[Task brief]
Count lines with the string "strain" in them. State the number alone.

Records contained in a dataset
--

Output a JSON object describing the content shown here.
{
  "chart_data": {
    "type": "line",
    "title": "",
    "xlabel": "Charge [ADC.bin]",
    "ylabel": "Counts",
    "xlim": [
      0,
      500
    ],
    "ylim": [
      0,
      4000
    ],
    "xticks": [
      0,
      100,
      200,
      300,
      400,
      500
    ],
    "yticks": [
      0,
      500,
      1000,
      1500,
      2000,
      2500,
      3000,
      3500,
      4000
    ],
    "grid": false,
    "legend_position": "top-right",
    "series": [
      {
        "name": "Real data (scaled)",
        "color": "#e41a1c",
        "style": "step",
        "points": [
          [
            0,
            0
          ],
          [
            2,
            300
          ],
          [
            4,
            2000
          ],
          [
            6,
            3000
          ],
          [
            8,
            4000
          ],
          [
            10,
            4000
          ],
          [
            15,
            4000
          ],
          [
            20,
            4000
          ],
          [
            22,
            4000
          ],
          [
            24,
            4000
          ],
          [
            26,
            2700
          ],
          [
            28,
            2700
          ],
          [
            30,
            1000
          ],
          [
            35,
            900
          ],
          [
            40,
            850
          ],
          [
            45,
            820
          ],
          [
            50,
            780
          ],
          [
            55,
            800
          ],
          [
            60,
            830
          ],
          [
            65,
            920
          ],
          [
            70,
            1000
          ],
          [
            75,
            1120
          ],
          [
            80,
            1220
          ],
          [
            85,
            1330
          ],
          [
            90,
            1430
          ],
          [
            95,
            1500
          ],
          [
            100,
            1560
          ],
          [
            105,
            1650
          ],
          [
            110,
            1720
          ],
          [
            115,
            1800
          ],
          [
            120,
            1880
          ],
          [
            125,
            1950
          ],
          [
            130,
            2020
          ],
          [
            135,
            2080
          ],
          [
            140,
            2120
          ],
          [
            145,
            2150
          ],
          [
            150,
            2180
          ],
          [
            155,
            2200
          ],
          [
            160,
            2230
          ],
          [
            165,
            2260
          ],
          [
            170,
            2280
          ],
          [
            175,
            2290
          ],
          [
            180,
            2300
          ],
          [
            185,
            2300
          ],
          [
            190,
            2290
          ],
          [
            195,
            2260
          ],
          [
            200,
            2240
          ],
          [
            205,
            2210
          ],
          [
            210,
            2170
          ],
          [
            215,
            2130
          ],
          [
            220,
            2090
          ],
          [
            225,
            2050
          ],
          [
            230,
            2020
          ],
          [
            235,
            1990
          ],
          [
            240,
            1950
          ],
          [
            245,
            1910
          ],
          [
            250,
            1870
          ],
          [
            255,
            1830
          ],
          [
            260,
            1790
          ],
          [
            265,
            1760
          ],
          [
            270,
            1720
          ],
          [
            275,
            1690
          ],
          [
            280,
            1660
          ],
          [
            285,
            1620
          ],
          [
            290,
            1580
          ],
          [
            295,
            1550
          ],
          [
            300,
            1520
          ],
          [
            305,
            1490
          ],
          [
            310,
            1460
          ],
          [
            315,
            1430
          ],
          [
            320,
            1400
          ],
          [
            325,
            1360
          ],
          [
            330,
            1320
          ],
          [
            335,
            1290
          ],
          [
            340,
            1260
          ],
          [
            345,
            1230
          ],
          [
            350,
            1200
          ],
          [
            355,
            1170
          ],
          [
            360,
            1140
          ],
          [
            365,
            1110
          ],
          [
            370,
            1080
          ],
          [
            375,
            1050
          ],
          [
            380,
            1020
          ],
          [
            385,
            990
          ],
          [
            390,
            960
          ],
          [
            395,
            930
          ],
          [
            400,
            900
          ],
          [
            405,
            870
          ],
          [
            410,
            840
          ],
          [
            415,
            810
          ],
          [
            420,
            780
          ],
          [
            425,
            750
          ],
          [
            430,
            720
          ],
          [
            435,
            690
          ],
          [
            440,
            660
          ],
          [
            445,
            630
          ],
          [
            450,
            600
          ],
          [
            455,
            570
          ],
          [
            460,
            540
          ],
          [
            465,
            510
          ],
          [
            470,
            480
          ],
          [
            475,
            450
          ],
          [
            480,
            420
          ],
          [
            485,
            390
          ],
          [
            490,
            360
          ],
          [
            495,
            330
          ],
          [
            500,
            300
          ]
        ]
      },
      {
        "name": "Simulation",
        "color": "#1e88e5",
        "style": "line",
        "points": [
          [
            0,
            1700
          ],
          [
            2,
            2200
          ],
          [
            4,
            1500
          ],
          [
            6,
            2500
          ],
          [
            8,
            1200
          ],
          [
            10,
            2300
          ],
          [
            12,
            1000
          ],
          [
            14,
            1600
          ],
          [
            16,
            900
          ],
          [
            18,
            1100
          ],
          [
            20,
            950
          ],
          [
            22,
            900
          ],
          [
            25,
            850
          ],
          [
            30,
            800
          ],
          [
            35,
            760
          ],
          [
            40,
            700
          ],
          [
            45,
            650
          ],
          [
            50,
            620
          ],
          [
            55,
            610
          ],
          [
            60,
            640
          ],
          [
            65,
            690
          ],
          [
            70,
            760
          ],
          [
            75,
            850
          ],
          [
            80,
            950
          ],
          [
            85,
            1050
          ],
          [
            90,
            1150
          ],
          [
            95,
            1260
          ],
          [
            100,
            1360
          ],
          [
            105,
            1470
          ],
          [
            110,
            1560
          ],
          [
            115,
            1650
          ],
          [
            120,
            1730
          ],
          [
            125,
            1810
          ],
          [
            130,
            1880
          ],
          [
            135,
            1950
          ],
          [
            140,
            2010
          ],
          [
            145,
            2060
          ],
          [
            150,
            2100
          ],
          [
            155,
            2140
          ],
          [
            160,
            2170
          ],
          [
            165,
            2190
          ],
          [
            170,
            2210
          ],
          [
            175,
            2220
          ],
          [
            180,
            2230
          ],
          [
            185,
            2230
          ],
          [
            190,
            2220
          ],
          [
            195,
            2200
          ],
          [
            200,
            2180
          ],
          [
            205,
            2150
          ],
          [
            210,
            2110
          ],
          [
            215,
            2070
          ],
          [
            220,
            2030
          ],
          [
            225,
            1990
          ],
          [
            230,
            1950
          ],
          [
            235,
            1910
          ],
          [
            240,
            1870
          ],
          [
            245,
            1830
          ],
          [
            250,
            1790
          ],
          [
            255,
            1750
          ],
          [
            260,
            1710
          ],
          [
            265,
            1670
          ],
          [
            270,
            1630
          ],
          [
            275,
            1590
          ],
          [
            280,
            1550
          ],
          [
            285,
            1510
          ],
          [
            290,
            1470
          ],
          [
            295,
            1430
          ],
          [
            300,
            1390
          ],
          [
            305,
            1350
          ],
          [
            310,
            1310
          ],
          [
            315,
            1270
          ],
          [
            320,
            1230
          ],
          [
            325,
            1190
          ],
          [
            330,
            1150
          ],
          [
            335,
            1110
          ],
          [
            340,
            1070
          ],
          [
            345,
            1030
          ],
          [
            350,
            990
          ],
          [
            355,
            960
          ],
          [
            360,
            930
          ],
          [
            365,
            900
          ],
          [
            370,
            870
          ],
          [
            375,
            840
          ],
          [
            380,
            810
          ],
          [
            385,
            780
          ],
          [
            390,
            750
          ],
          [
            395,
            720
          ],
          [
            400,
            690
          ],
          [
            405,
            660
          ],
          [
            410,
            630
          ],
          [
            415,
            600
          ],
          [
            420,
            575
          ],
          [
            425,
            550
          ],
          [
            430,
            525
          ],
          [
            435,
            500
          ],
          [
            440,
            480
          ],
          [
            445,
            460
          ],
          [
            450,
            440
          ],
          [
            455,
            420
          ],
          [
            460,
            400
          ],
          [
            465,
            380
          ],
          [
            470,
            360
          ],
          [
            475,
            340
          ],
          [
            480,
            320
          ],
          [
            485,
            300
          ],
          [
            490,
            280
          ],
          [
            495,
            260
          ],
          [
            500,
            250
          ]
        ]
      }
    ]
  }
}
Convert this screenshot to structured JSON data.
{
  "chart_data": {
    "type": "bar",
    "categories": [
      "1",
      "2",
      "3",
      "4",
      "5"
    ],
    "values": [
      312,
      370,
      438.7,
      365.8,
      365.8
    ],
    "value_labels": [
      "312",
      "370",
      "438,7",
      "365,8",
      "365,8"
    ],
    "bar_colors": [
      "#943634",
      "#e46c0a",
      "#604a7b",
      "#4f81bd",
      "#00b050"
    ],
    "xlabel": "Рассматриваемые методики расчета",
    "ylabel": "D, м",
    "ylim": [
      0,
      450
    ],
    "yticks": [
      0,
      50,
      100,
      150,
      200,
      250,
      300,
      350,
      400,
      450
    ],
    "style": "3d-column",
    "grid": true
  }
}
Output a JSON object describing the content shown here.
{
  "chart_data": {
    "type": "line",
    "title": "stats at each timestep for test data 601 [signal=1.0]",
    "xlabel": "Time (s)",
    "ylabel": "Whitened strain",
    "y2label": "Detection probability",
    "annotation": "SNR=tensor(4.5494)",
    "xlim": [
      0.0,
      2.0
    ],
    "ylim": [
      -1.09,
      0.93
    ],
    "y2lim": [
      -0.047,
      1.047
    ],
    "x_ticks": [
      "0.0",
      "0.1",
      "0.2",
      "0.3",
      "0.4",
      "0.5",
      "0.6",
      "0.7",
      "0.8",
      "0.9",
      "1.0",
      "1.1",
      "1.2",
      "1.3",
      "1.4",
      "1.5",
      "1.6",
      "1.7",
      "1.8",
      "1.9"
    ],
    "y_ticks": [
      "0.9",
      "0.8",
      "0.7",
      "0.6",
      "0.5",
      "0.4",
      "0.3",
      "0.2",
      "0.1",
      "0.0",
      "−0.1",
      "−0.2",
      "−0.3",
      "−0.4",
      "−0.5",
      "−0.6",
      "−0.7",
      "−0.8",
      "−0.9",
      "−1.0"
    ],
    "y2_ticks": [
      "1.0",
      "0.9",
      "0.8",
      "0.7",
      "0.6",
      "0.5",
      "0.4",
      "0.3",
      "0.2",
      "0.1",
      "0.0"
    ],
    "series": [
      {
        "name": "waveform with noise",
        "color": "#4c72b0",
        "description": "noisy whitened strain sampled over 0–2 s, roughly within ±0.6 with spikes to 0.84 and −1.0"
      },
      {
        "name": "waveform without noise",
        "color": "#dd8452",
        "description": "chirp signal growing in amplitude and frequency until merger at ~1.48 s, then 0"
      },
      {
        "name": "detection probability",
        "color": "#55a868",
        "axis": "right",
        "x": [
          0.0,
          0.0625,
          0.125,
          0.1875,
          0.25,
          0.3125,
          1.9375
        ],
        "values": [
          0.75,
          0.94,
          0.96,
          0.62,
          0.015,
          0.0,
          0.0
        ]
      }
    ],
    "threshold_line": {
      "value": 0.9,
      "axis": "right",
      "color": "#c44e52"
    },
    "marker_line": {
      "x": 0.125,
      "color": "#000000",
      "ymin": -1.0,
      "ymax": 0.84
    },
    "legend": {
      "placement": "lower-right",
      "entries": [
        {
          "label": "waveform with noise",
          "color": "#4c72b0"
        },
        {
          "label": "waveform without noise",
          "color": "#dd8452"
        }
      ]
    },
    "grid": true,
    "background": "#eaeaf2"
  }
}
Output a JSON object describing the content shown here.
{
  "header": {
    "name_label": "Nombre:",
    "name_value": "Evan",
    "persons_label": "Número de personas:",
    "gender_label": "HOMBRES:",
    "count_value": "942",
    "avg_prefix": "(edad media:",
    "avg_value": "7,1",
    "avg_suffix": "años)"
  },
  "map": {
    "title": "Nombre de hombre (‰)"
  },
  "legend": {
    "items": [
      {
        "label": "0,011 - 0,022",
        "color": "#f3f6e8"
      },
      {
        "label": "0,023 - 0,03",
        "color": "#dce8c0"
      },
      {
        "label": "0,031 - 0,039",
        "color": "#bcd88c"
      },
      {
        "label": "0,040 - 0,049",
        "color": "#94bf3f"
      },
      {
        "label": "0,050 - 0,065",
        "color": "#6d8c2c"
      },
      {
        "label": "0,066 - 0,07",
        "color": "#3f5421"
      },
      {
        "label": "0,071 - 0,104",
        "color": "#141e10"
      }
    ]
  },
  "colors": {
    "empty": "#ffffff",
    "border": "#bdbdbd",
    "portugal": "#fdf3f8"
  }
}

--

[Response]
2